== Collected data entries ==
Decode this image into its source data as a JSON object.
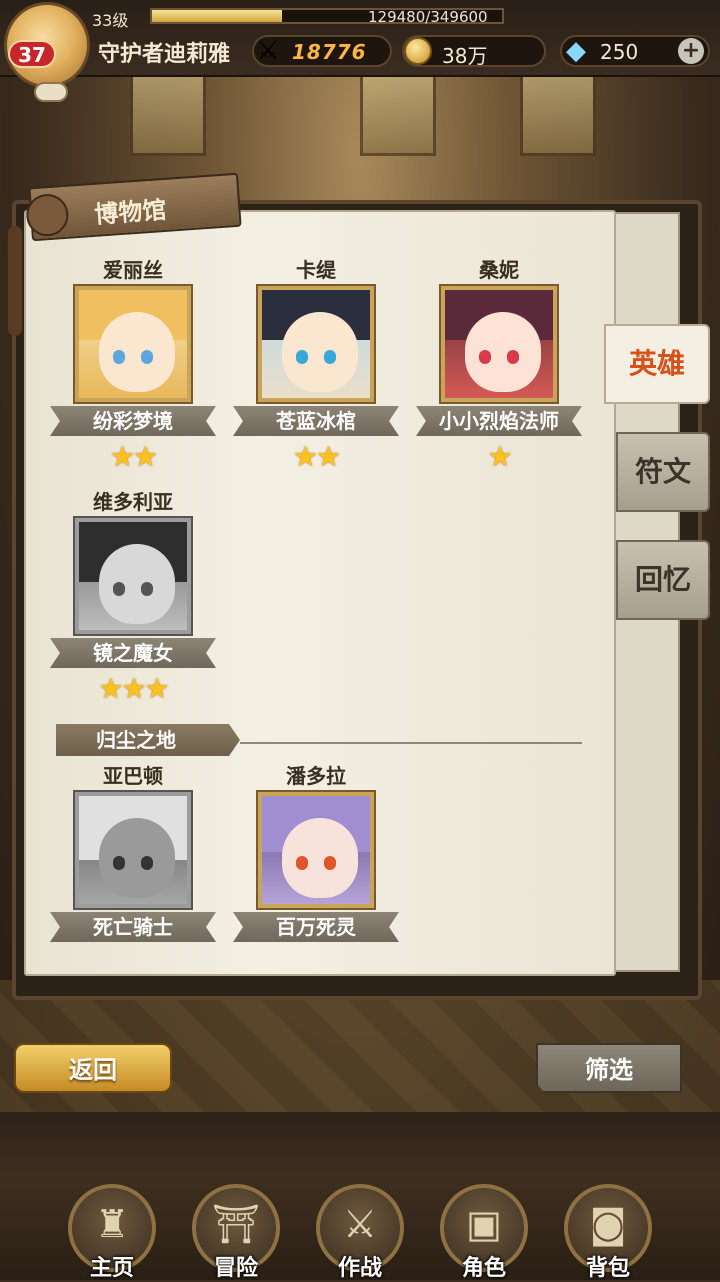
{
  "player": {
    "level_badge": "37",
    "level_text": "33级",
    "xp": "129480/349600",
    "xp_fraction": 0.37,
    "name": "守护者迪莉雅",
    "power": "18776",
    "gold": "38万",
    "gems": "250",
    "plus_label": "+"
  },
  "panel": {
    "title": "博物馆"
  },
  "heroes": [
    {
      "name": "爱丽丝",
      "title": "纷彩梦境",
      "stars": 2,
      "stars_text": "★★",
      "gray": false
    },
    {
      "name": "卡缇",
      "title": "苍蓝冰棺",
      "stars": 2,
      "stars_text": "★★",
      "gray": false
    },
    {
      "name": "桑妮",
      "title": "小小烈焰法师",
      "stars": 1,
      "stars_text": "★",
      "gray": false
    },
    {
      "name": "维多利亚",
      "title": "镜之魔女",
      "stars": 3,
      "stars_text": "★★★",
      "gray": true
    }
  ],
  "section": {
    "label": "归尘之地",
    "heroes": [
      {
        "name": "亚巴顿",
        "title": "死亡骑士",
        "gray": true
      },
      {
        "name": "潘多拉",
        "title": "百万死灵",
        "gray": false
      }
    ]
  },
  "tabs": [
    {
      "label": "英雄",
      "active": true
    },
    {
      "label": "符文",
      "active": false
    },
    {
      "label": "回忆",
      "active": false
    }
  ],
  "buttons": {
    "back": "返回",
    "filter": "筛选"
  },
  "nav": [
    {
      "label": "主页",
      "icon": "home-statue-icon"
    },
    {
      "label": "冒险",
      "icon": "portal-gate-icon"
    },
    {
      "label": "作战",
      "icon": "sword-girl-icon"
    },
    {
      "label": "角色",
      "icon": "book-icon"
    },
    {
      "label": "背包",
      "icon": "backpack-icon"
    }
  ],
  "colors": {
    "accent_tab": "#d8501a",
    "power": "#ffb640",
    "star": "#ffc21d",
    "level_badge": "#c8262b"
  }
}
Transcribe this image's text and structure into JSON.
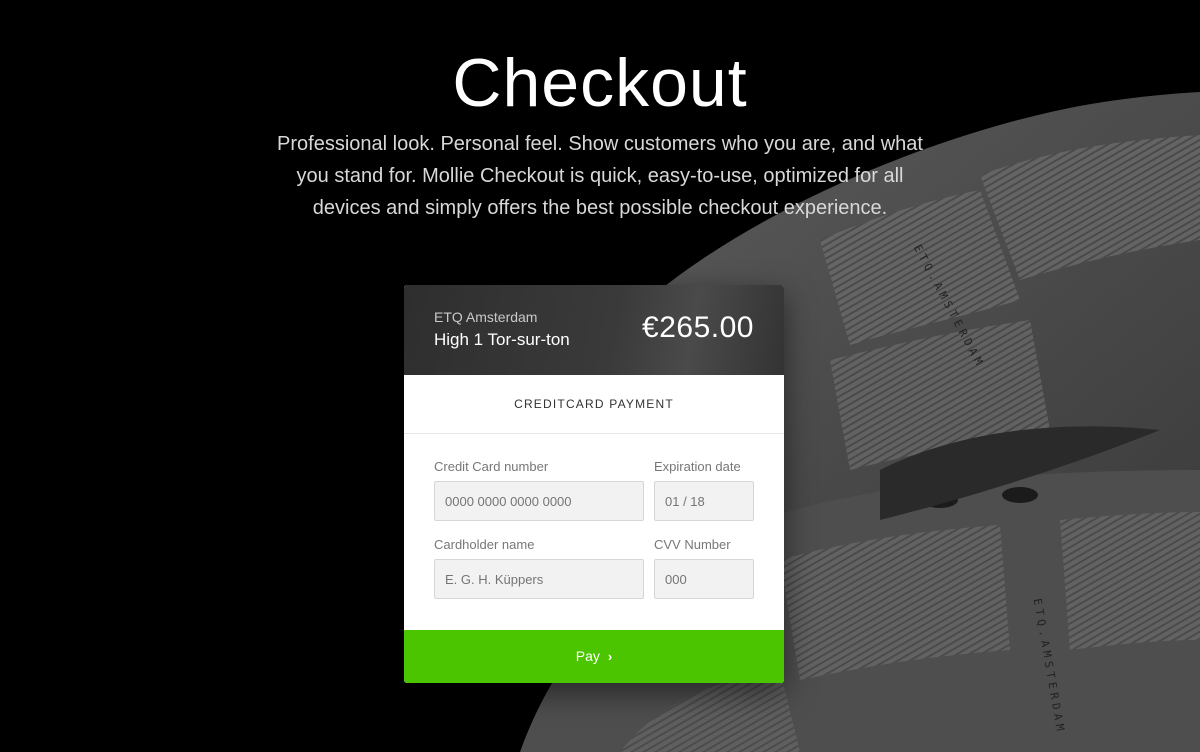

== Written exercise ==
Give the number of lines in the records that contain the string "icon", with no other output.

== Written solution ==
5